• [Goal]: Can you retype every record below exactly as written?

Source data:
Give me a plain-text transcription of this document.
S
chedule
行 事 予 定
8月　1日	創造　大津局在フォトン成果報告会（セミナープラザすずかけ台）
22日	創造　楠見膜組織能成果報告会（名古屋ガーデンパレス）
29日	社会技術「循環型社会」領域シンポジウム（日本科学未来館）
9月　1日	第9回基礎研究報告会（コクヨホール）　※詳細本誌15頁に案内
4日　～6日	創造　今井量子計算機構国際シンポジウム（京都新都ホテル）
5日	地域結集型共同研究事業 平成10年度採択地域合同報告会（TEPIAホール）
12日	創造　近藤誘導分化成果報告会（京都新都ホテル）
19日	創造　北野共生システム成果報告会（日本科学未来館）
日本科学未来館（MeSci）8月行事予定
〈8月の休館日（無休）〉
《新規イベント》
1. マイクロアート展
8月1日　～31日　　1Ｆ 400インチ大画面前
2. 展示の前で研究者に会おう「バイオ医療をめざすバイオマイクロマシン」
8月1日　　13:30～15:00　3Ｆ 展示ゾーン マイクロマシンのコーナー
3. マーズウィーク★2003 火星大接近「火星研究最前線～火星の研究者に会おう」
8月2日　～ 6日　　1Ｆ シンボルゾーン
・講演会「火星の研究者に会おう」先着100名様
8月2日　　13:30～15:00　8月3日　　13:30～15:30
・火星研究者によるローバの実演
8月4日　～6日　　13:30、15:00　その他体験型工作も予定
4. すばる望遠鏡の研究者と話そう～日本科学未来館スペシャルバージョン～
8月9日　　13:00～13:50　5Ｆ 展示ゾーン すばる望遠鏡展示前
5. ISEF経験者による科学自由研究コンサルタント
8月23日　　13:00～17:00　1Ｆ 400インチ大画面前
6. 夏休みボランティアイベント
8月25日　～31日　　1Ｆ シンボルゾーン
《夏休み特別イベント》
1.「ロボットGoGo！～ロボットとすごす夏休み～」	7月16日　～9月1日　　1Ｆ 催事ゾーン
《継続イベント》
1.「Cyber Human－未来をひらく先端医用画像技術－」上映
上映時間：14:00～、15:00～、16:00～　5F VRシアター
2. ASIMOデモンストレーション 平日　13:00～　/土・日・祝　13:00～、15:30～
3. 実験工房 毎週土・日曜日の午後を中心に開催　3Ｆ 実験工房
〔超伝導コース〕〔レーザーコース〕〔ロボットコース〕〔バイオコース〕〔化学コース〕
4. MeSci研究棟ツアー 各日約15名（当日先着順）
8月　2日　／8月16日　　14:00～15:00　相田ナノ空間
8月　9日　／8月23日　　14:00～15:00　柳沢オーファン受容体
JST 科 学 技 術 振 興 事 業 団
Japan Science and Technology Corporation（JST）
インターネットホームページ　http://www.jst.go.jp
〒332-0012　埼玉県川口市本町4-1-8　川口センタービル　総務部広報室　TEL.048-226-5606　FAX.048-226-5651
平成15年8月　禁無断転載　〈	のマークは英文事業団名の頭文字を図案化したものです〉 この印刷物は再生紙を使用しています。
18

• [Problem solution]:
Give me a plain-text transcription of this document.
S
chedule
行 事 予 定
8月　1日	創造　大津局在フォトン成果報告会（セミナープラザすずかけ台）
22日	創造　楠見膜組織能成果報告会（名古屋ガーデンパレス）
29日	社会技術「循環型社会」領域シンポジウム（日本科学未来館）
9月　1日	第9回基礎研究報告会（コクヨホール）　※詳細本誌15頁に案内
4日　～6日	創造　今井量子計算機構国際シンポジウム（京都新都ホテル）
5日	地域結集型共同研究事業 平成10年度採択地域合同報告会（TEPIAホール）
12日	創造　近藤誘導分化成果報告会（京都新都ホテル）
19日	創造　北野共生システム成果報告会（日本科学未来館）
日本科学未来館（MeSci）8月行事予定
〈8月の休館日（無休）〉
《新規イベント》
1. マイクロアート展
8月1日　～31日　　1Ｆ 400インチ大画面前
2. 展示の前で研究者に会おう「バイオ医療をめざすバイオマイクロマシン」
8月1日　　13:30～15:00　3Ｆ 展示ゾーン マイクロマシンのコーナー
3. マーズウィーク★2003 火星大接近「火星研究最前線～火星の研究者に会おう」
8月2日　～ 6日　　1Ｆ シンボルゾーン
・講演会「火星の研究者に会おう」先着100名様
8月2日　　13:30～15:00　8月3日　　13:30～15:30
・火星研究者によるローバの実演
8月4日　～6日　　13:30、15:00　その他体験型工作も予定
4. すばる望遠鏡の研究者と話そう～日本科学未来館スペシャルバージョン～
8月9日　　13:00～13:50　5Ｆ 展示ゾーン すばる望遠鏡展示前
5. ISEF経験者による科学自由研究コンサルタント
8月23日　　13:00～17:00　1Ｆ 400インチ大画面前
6. 夏休みボランティアイベント
8月25日　～31日　　1Ｆ シンボルゾーン
《夏休み特別イベント》
1.「ロボットGoGo！～ロボットとすごす夏休み～」	7月16日　～9月1日　　1Ｆ 催事ゾーン
《継続イベント》
1.「Cyber Human－未来をひらく先端医用画像技術－」上映
上映時間：14:00～、15:00～、16:00～　5F VRシアター
2. ASIMOデモンストレーション 平日　13:00～　/土・日・祝　13:00～、15:30～
3. 実験工房 毎週土・日曜日の午後を中心に開催　3Ｆ 実験工房
〔超伝導コース〕〔レーザーコース〕〔ロボットコース〕〔バイオコース〕〔化学コース〕
4. MeSci研究棟ツアー 各日約15名（当日先着順）
8月　2日　／8月16日　　14:00～15:00　相田ナノ空間
8月　9日　／8月23日　　14:00～15:00　柳沢オーファン受容体
JST 科 学 技 術 振 興 事 業 団
Japan Science and Technology Corporation（JST）
インターネットホームページ　http://www.jst.go.jp
〒332-0012　埼玉県川口市本町4-1-8　川口センタービル　総務部広報室　TEL.048-226-5606　FAX.048-226-5651
平成15年8月　禁無断転載　〈	のマークは英文事業団名の頭文字を図案化したものです〉 この印刷物は再生紙を使用しています。
18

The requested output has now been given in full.